• [What the task requires] Extract, from the listing that follows, each line containing the word "скульптинг".

• [Material to process]

────────────────────────────────────────

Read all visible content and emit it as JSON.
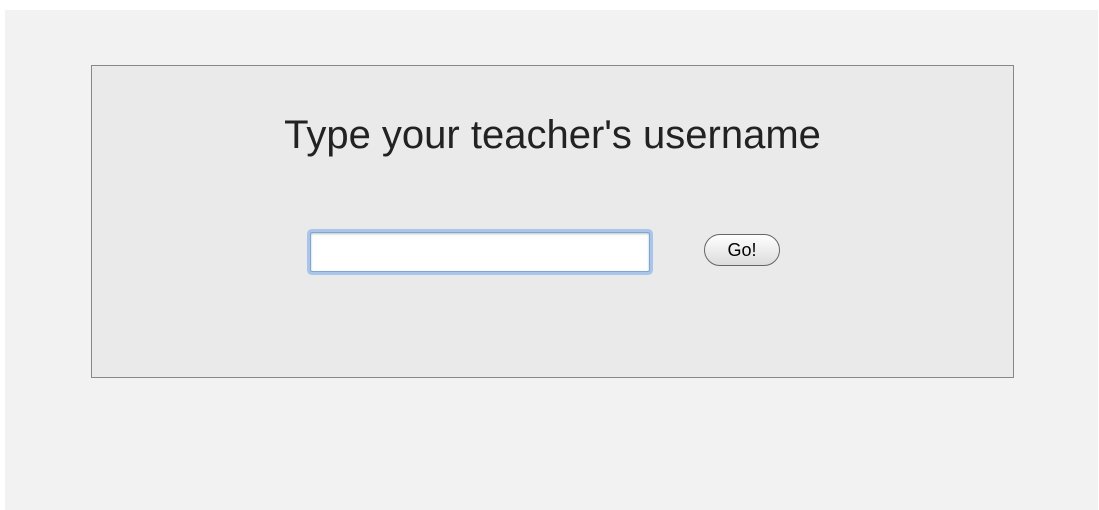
{
  "form": {
    "title": "Type your teacher's username",
    "username_value": "",
    "go_label": "Go!"
  },
  "colors": {
    "page_background": "#f2f2f2",
    "panel_background": "#eaeaea",
    "panel_border": "#888888",
    "focus_ring": "#a9c6ea"
  }
}
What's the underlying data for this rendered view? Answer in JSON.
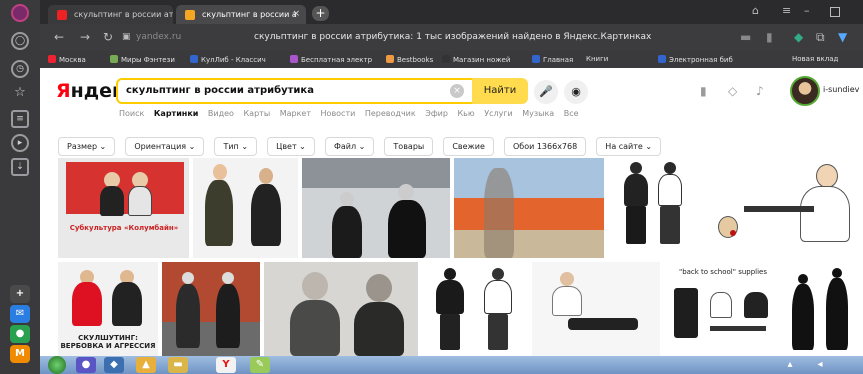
{
  "browser": {
    "tabs": [
      {
        "label": "скульптинг в россии атр",
        "active": false
      },
      {
        "label": "скульптинг в россии а",
        "active": true
      }
    ],
    "close_glyph": "×",
    "new_tab_glyph": "+",
    "url": "yandex.ru",
    "page_title": "скульптинг в россии атрибутика: 1 тыс изображений найдено в Яндекс.Картинках",
    "bookmarks": [
      "Москва",
      "Миры Фэнтези",
      "КулЛиб - Классич",
      "Бесплатная электр",
      "Bestbooks",
      "Магазин ножей",
      "Главная",
      "Книги",
      "Электронная биб",
      "Новая вклад"
    ],
    "bookmark_colors": [
      "#e23",
      "#7a5",
      "#36c",
      "#a5c",
      "#e94",
      "#333",
      "#36c",
      "#999",
      "#36c",
      "#999"
    ]
  },
  "yandex": {
    "logo_first": "Я",
    "logo_rest": "ндекс",
    "query": "скульптинг в россии атрибутика",
    "find_label": "Найти",
    "username": "i-sundiev",
    "services": [
      "Поиск",
      "Картинки",
      "Видео",
      "Карты",
      "Маркет",
      "Новости",
      "Переводчик",
      "Эфир",
      "Кью",
      "Услуги",
      "Музыка",
      "Все"
    ],
    "active_service": "Картинки",
    "filters": [
      "Размер ⌄",
      "Ориентация ⌄",
      "Тип ⌄",
      "Цвет ⌄",
      "Файл ⌄",
      "Товары",
      "Свежие",
      "Обои 1366x768",
      "На сайте ⌄"
    ]
  },
  "captions": {
    "img1": "Субкультура «Колумбайн»",
    "img7": "СКУЛШУТИНГ: ВЕРБОВКА И АГРЕССИЯ",
    "img12": "\"back to school\" supplies"
  },
  "icons": {
    "sidebar": [
      "browser-logo-icon",
      "alice-icon",
      "history-icon",
      "bookmarks-icon",
      "notes-icon",
      "play-icon",
      "downloads-icon"
    ],
    "nav": [
      "back-icon",
      "forward-icon",
      "reload-icon",
      "lock-icon"
    ]
  },
  "colors": {
    "accent": "#ffdb4d",
    "brand_red": "#ff0011"
  }
}
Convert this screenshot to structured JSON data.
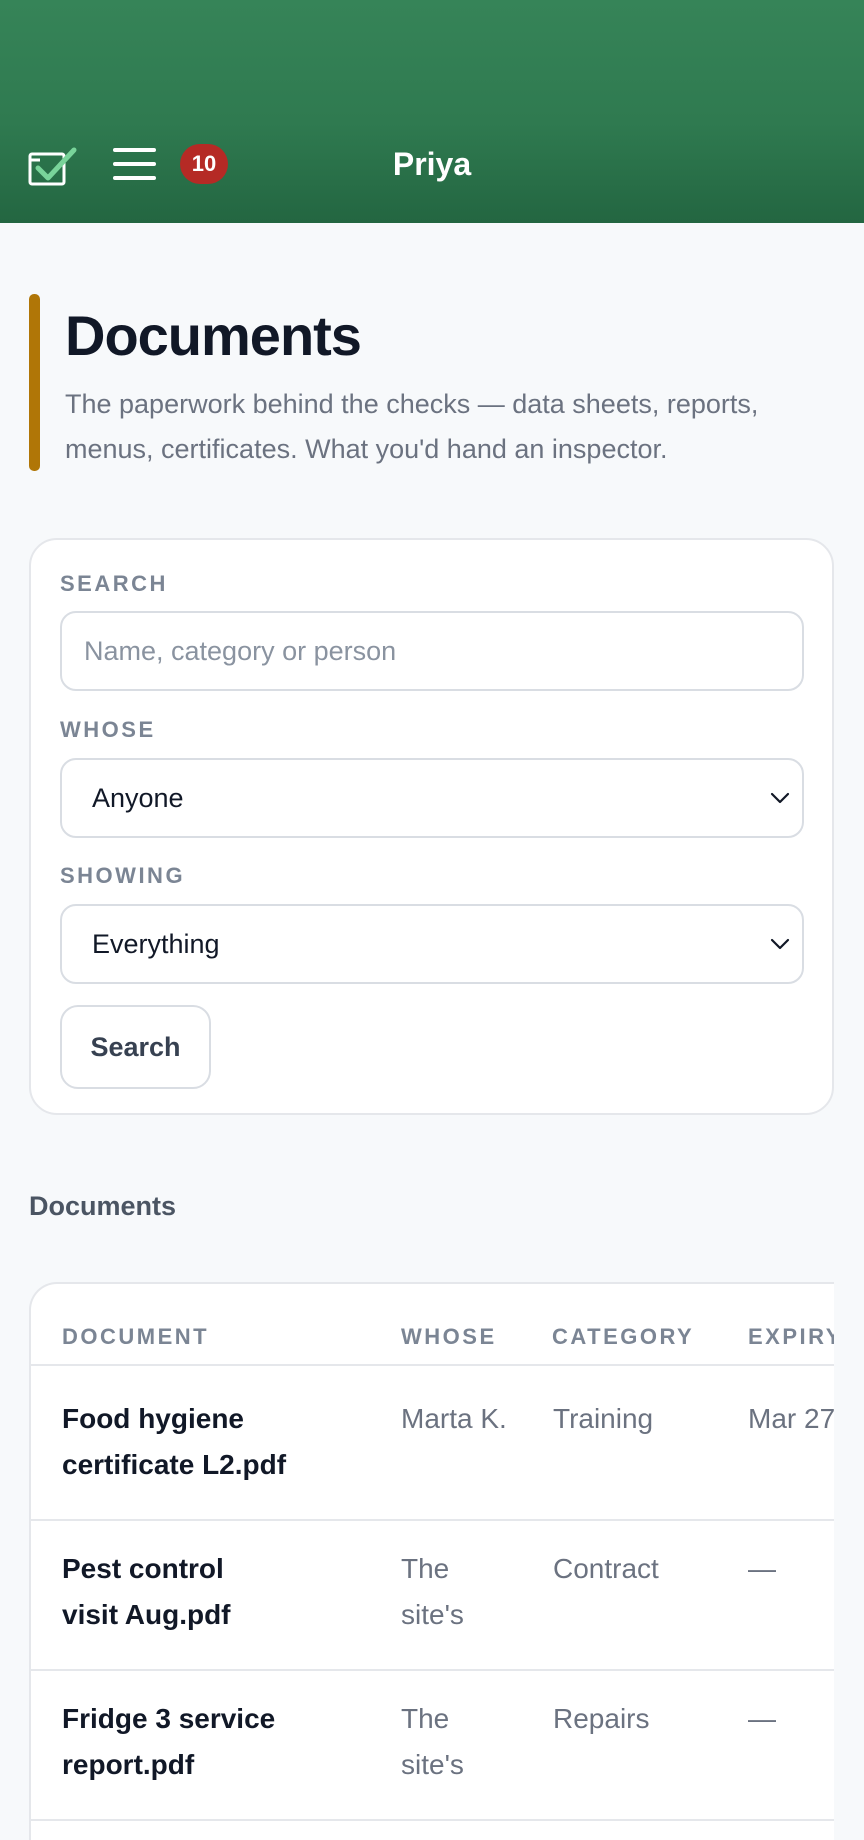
{
  "header": {
    "logo_icon": "checklist-icon",
    "menu_icon": "hamburger-icon",
    "notification_count": "10",
    "user_name": "Priya",
    "colors": {
      "bar": "#2f7a50",
      "badge": "#b52a25"
    }
  },
  "intro": {
    "title": "Documents",
    "description": "The paperwork behind the checks — data sheets, reports, menus, certificates. What you'd hand an inspector.",
    "accent_color": "#b07607"
  },
  "filters": {
    "search_label": "SEARCH",
    "search_placeholder": "Name, category or person",
    "whose_label": "WHOSE",
    "whose_value": "Anyone",
    "showing_label": "SHOWING",
    "showing_value": "Everything",
    "search_button": "Search"
  },
  "documents": {
    "section_title": "Documents",
    "columns": [
      "DOCUMENT",
      "WHOSE",
      "CATEGORY",
      "EXPIRY"
    ],
    "rows": [
      {
        "name": "Food hygiene certificate L2.pdf",
        "whose": "Marta K.",
        "category": "Training",
        "expiry": "Mar 27"
      },
      {
        "name": "Pest control visit Aug.pdf",
        "whose": "The site's",
        "category": "Contract",
        "expiry": "—"
      },
      {
        "name": "Fridge 3 service report.pdf",
        "whose": "The site's",
        "category": "Repairs",
        "expiry": "—"
      }
    ]
  }
}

────────────────────────────────────────

• [Solved problem]
        "label": "скульптинг в россии атр",
        "label": "скульптинг в россии а",
    "page_title": "скульптинг в россии атрибутика: 1 тыс изображений найдено в Яндекс.Картинках",
    "query": "скульптинг в россии атрибутика",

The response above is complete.